What to do
The records below are to be copied word for word, with every picture left out.

Source records

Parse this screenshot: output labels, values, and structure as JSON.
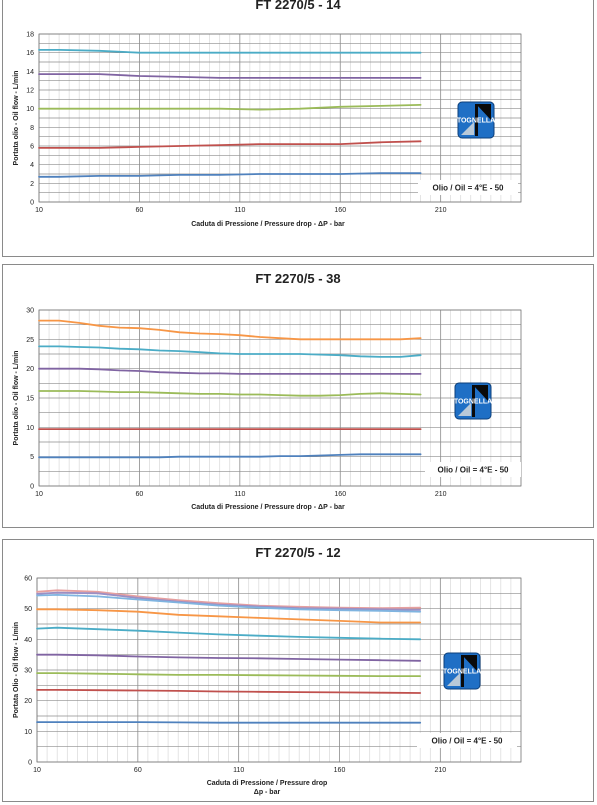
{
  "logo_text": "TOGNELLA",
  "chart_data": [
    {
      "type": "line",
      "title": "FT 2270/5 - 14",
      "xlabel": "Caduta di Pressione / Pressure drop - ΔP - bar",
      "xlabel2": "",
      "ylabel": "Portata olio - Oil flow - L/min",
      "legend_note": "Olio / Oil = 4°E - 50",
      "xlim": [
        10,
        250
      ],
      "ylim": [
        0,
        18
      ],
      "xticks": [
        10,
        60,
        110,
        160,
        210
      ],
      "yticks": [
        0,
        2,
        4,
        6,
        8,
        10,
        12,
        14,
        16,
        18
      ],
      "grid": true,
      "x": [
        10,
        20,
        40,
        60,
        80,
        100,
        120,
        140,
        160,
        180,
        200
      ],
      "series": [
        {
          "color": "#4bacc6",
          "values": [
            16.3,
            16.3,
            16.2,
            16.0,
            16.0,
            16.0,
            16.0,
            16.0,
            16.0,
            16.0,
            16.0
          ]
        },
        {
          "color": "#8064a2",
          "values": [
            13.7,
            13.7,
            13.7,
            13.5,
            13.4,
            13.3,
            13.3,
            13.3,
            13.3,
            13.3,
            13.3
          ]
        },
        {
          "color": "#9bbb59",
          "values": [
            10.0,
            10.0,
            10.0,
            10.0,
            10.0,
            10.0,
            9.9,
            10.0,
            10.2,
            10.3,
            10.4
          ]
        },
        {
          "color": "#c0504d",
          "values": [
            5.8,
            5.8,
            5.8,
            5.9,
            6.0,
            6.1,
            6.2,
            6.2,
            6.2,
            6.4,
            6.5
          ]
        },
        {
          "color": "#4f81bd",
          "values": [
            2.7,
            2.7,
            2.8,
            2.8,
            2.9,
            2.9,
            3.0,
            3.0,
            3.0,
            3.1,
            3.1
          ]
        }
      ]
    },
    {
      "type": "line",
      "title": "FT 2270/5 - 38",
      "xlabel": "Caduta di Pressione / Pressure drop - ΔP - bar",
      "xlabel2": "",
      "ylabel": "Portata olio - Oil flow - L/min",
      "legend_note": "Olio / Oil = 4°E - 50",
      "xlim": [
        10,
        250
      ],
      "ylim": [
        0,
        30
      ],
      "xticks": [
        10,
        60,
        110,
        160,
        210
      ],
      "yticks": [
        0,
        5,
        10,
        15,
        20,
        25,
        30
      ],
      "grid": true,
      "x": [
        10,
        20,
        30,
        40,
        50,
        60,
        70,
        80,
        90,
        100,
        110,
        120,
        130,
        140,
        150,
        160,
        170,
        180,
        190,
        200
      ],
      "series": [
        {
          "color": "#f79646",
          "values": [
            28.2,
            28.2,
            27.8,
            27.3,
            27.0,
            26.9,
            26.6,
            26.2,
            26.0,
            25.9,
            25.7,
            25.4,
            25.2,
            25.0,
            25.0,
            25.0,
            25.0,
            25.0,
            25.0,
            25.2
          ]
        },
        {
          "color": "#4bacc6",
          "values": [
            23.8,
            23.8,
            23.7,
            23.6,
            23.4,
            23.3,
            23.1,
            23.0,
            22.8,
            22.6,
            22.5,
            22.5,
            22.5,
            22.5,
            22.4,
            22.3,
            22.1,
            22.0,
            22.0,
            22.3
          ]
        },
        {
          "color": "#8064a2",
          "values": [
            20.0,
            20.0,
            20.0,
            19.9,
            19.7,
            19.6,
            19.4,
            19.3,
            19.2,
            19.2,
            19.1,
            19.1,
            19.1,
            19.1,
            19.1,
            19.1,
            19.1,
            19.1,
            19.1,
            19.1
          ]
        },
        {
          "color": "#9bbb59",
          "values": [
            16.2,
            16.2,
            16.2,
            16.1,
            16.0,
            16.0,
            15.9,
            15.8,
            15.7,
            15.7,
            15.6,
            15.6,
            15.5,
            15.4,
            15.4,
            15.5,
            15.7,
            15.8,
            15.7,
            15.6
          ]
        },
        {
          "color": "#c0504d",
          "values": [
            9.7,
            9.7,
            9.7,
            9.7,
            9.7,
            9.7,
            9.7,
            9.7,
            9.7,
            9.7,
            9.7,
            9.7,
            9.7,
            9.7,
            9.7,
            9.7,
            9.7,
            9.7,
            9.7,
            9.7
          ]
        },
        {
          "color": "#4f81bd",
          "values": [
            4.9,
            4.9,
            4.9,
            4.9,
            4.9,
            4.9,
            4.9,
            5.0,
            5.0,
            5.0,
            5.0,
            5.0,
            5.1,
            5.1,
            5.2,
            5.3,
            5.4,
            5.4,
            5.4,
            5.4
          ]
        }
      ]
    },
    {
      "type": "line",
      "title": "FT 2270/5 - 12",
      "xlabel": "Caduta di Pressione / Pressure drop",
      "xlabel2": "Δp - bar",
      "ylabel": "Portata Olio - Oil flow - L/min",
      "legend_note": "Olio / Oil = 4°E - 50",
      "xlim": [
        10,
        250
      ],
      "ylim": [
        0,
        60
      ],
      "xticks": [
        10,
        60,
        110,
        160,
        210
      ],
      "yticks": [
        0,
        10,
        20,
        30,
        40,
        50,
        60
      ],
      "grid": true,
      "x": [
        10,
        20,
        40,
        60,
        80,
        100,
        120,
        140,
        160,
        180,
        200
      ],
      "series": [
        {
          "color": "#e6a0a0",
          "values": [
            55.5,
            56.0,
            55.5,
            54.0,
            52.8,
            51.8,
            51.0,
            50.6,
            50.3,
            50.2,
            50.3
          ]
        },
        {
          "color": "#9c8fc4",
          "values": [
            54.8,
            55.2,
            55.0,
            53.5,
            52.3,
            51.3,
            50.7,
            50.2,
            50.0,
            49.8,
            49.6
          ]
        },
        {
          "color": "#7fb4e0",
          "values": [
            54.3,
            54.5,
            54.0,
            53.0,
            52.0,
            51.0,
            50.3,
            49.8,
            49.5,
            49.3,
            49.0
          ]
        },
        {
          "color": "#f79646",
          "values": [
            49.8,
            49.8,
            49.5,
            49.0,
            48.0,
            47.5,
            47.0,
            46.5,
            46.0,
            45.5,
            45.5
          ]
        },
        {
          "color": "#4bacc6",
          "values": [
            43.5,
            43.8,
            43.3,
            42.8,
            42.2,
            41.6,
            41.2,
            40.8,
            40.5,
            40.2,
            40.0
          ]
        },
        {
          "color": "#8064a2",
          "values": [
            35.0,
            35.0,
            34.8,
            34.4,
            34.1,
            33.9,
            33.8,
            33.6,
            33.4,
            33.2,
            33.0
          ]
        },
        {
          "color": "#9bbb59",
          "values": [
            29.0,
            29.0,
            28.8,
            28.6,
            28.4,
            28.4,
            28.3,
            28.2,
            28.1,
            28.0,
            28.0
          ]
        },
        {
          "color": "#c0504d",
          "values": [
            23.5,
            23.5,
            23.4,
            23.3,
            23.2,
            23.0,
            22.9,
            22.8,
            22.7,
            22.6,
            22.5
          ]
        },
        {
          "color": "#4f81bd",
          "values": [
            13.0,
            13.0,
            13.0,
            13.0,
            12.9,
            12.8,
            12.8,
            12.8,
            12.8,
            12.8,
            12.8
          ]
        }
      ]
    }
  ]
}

Task response
Parse this screenshot: output labels, values, and structure as JSON.
{
  "logo_text": "TOGNELLA",
  "chart_data": [
    {
      "type": "line",
      "title": "FT 2270/5 - 14",
      "xlabel": "Caduta di Pressione / Pressure drop - ΔP - bar",
      "xlabel2": "",
      "ylabel": "Portata olio - Oil flow - L/min",
      "legend_note": "Olio / Oil = 4°E - 50",
      "xlim": [
        10,
        250
      ],
      "ylim": [
        0,
        18
      ],
      "xticks": [
        10,
        60,
        110,
        160,
        210
      ],
      "yticks": [
        0,
        2,
        4,
        6,
        8,
        10,
        12,
        14,
        16,
        18
      ],
      "grid": true,
      "x": [
        10,
        20,
        40,
        60,
        80,
        100,
        120,
        140,
        160,
        180,
        200
      ],
      "series": [
        {
          "color": "#4bacc6",
          "values": [
            16.3,
            16.3,
            16.2,
            16.0,
            16.0,
            16.0,
            16.0,
            16.0,
            16.0,
            16.0,
            16.0
          ]
        },
        {
          "color": "#8064a2",
          "values": [
            13.7,
            13.7,
            13.7,
            13.5,
            13.4,
            13.3,
            13.3,
            13.3,
            13.3,
            13.3,
            13.3
          ]
        },
        {
          "color": "#9bbb59",
          "values": [
            10.0,
            10.0,
            10.0,
            10.0,
            10.0,
            10.0,
            9.9,
            10.0,
            10.2,
            10.3,
            10.4
          ]
        },
        {
          "color": "#c0504d",
          "values": [
            5.8,
            5.8,
            5.8,
            5.9,
            6.0,
            6.1,
            6.2,
            6.2,
            6.2,
            6.4,
            6.5
          ]
        },
        {
          "color": "#4f81bd",
          "values": [
            2.7,
            2.7,
            2.8,
            2.8,
            2.9,
            2.9,
            3.0,
            3.0,
            3.0,
            3.1,
            3.1
          ]
        }
      ]
    },
    {
      "type": "line",
      "title": "FT 2270/5 - 38",
      "xlabel": "Caduta di Pressione / Pressure drop - ΔP - bar",
      "xlabel2": "",
      "ylabel": "Portata olio - Oil flow - L/min",
      "legend_note": "Olio / Oil = 4°E - 50",
      "xlim": [
        10,
        250
      ],
      "ylim": [
        0,
        30
      ],
      "xticks": [
        10,
        60,
        110,
        160,
        210
      ],
      "yticks": [
        0,
        5,
        10,
        15,
        20,
        25,
        30
      ],
      "grid": true,
      "x": [
        10,
        20,
        30,
        40,
        50,
        60,
        70,
        80,
        90,
        100,
        110,
        120,
        130,
        140,
        150,
        160,
        170,
        180,
        190,
        200
      ],
      "series": [
        {
          "color": "#f79646",
          "values": [
            28.2,
            28.2,
            27.8,
            27.3,
            27.0,
            26.9,
            26.6,
            26.2,
            26.0,
            25.9,
            25.7,
            25.4,
            25.2,
            25.0,
            25.0,
            25.0,
            25.0,
            25.0,
            25.0,
            25.2
          ]
        },
        {
          "color": "#4bacc6",
          "values": [
            23.8,
            23.8,
            23.7,
            23.6,
            23.4,
            23.3,
            23.1,
            23.0,
            22.8,
            22.6,
            22.5,
            22.5,
            22.5,
            22.5,
            22.4,
            22.3,
            22.1,
            22.0,
            22.0,
            22.3
          ]
        },
        {
          "color": "#8064a2",
          "values": [
            20.0,
            20.0,
            20.0,
            19.9,
            19.7,
            19.6,
            19.4,
            19.3,
            19.2,
            19.2,
            19.1,
            19.1,
            19.1,
            19.1,
            19.1,
            19.1,
            19.1,
            19.1,
            19.1,
            19.1
          ]
        },
        {
          "color": "#9bbb59",
          "values": [
            16.2,
            16.2,
            16.2,
            16.1,
            16.0,
            16.0,
            15.9,
            15.8,
            15.7,
            15.7,
            15.6,
            15.6,
            15.5,
            15.4,
            15.4,
            15.5,
            15.7,
            15.8,
            15.7,
            15.6
          ]
        },
        {
          "color": "#c0504d",
          "values": [
            9.7,
            9.7,
            9.7,
            9.7,
            9.7,
            9.7,
            9.7,
            9.7,
            9.7,
            9.7,
            9.7,
            9.7,
            9.7,
            9.7,
            9.7,
            9.7,
            9.7,
            9.7,
            9.7,
            9.7
          ]
        },
        {
          "color": "#4f81bd",
          "values": [
            4.9,
            4.9,
            4.9,
            4.9,
            4.9,
            4.9,
            4.9,
            5.0,
            5.0,
            5.0,
            5.0,
            5.0,
            5.1,
            5.1,
            5.2,
            5.3,
            5.4,
            5.4,
            5.4,
            5.4
          ]
        }
      ]
    },
    {
      "type": "line",
      "title": "FT 2270/5 - 12",
      "xlabel": "Caduta di Pressione / Pressure drop",
      "xlabel2": "Δp - bar",
      "ylabel": "Portata Olio - Oil flow - L/min",
      "legend_note": "Olio / Oil = 4°E - 50",
      "xlim": [
        10,
        250
      ],
      "ylim": [
        0,
        60
      ],
      "xticks": [
        10,
        60,
        110,
        160,
        210
      ],
      "yticks": [
        0,
        10,
        20,
        30,
        40,
        50,
        60
      ],
      "grid": true,
      "x": [
        10,
        20,
        40,
        60,
        80,
        100,
        120,
        140,
        160,
        180,
        200
      ],
      "series": [
        {
          "color": "#e6a0a0",
          "values": [
            55.5,
            56.0,
            55.5,
            54.0,
            52.8,
            51.8,
            51.0,
            50.6,
            50.3,
            50.2,
            50.3
          ]
        },
        {
          "color": "#9c8fc4",
          "values": [
            54.8,
            55.2,
            55.0,
            53.5,
            52.3,
            51.3,
            50.7,
            50.2,
            50.0,
            49.8,
            49.6
          ]
        },
        {
          "color": "#7fb4e0",
          "values": [
            54.3,
            54.5,
            54.0,
            53.0,
            52.0,
            51.0,
            50.3,
            49.8,
            49.5,
            49.3,
            49.0
          ]
        },
        {
          "color": "#f79646",
          "values": [
            49.8,
            49.8,
            49.5,
            49.0,
            48.0,
            47.5,
            47.0,
            46.5,
            46.0,
            45.5,
            45.5
          ]
        },
        {
          "color": "#4bacc6",
          "values": [
            43.5,
            43.8,
            43.3,
            42.8,
            42.2,
            41.6,
            41.2,
            40.8,
            40.5,
            40.2,
            40.0
          ]
        },
        {
          "color": "#8064a2",
          "values": [
            35.0,
            35.0,
            34.8,
            34.4,
            34.1,
            33.9,
            33.8,
            33.6,
            33.4,
            33.2,
            33.0
          ]
        },
        {
          "color": "#9bbb59",
          "values": [
            29.0,
            29.0,
            28.8,
            28.6,
            28.4,
            28.4,
            28.3,
            28.2,
            28.1,
            28.0,
            28.0
          ]
        },
        {
          "color": "#c0504d",
          "values": [
            23.5,
            23.5,
            23.4,
            23.3,
            23.2,
            23.0,
            22.9,
            22.8,
            22.7,
            22.6,
            22.5
          ]
        },
        {
          "color": "#4f81bd",
          "values": [
            13.0,
            13.0,
            13.0,
            13.0,
            12.9,
            12.8,
            12.8,
            12.8,
            12.8,
            12.8,
            12.8
          ]
        }
      ]
    }
  ]
}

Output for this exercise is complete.